*TASK*:
Without the pictures, return all of the material exactly as written.

*DATA IN THIS EXERCISE*:
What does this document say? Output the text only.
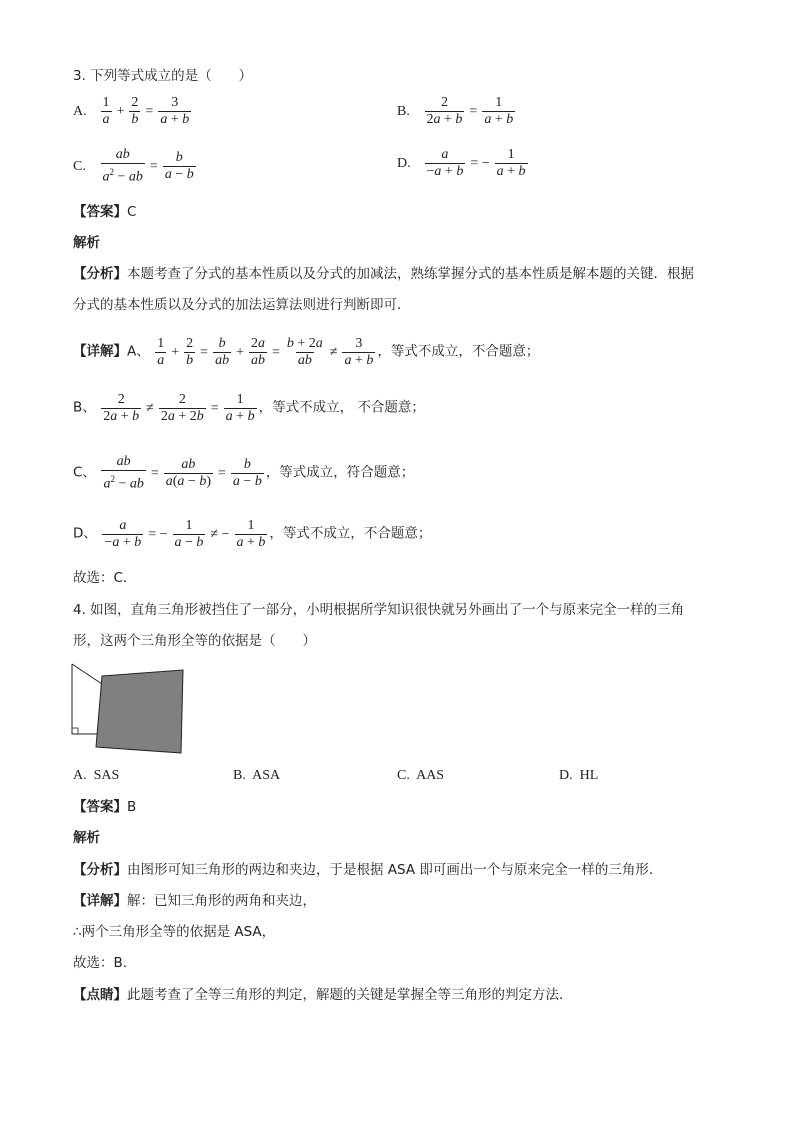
3. 下列等式成立的是（　　）
A. $\frac{1}{a} + \frac{2}{b} = \frac{3}{a + b}$	B. $\frac{2}{2a + b} = \frac{1}{a + b}$
C. $\frac{ab}{a^2 - ab} = \frac{b}{a - b}$	D. $\frac{a}{-a + b}$ = − $\frac{1}{a + b}$
【答案】C
解析
【分析】本题考查了分式的基本性质以及分式的加减法，熟练掌握分式的基本性质是解本题的关键．根据
分式的基本性质以及分式的加法运算法则进行判断即可．
【详解】A、 $\frac{1}{a} + \frac{2}{b} = \frac{b}{ab} + \frac{2a}{ab} = \frac{b + 2a}{ab} \ne \frac{3}{a + b}$ ，等式不成立，不合题意；
B、 $\frac{2}{2a + b} \ne \frac{2}{2a + 2b} = \frac{1}{a + b}$ ，等式不成立， 不合题意；
C、 $\frac{ab}{a^2 - ab} = \frac{ab}{a(a - b)} = \frac{b}{a - b}$ ，等式成立，符合题意；
D、 $\frac{a}{-a + b}$ = − $\frac{1}{a - b}$ ≠ − $\frac{1}{a + b}$ ，等式不成立，不合题意；
故选：C．
4. 如图，直角三角形被挡住了一部分，小明根据所学知识很快就另外画出了一个与原来完全一样的三角
形，这两个三角形全等的依据是（　　）
A. SAS	B. ASA	C. AAS	D. HL
【答案】B
解析
【分析】由图形可知三角形的两边和夹边，于是根据 ASA 即可画出一个与原来完全一样的三角形．
【详解】解：已知三角形的两角和夹边，
∴两个三角形全等的依据是 ASA，
故选：B．
【点睛】此题考查了全等三角形的判定，解题的关键是掌握全等三角形的判定方法．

*FULL SOLUTION*:
What does this document say? Output the text only.
3. 下列等式成立的是（　　）
A. $\frac{1}{a} + \frac{2}{b} = \frac{3}{a + b}$	B. $\frac{2}{2a + b} = \frac{1}{a + b}$
C. $\frac{ab}{a^2 - ab} = \frac{b}{a - b}$	D. $\frac{a}{-a + b}$ = − $\frac{1}{a + b}$
【答案】C
解析
【分析】本题考查了分式的基本性质以及分式的加减法，熟练掌握分式的基本性质是解本题的关键．根据
分式的基本性质以及分式的加法运算法则进行判断即可．
【详解】A、 $\frac{1}{a} + \frac{2}{b} = \frac{b}{ab} + \frac{2a}{ab} = \frac{b + 2a}{ab} \ne \frac{3}{a + b}$ ，等式不成立，不合题意；
B、 $\frac{2}{2a + b} \ne \frac{2}{2a + 2b} = \frac{1}{a + b}$ ，等式不成立， 不合题意；
C、 $\frac{ab}{a^2 - ab} = \frac{ab}{a(a - b)} = \frac{b}{a - b}$ ，等式成立，符合题意；
D、 $\frac{a}{-a + b}$ = − $\frac{1}{a - b}$ ≠ − $\frac{1}{a + b}$ ，等式不成立，不合题意；
故选：C．
4. 如图，直角三角形被挡住了一部分，小明根据所学知识很快就另外画出了一个与原来完全一样的三角
形，这两个三角形全等的依据是（　　）
A. SAS	B. ASA	C. AAS	D. HL
【答案】B
解析
【分析】由图形可知三角形的两边和夹边，于是根据 ASA 即可画出一个与原来完全一样的三角形．
【详解】解：已知三角形的两角和夹边，
∴两个三角形全等的依据是 ASA，
故选：B．
【点睛】此题考查了全等三角形的判定，解题的关键是掌握全等三角形的判定方法．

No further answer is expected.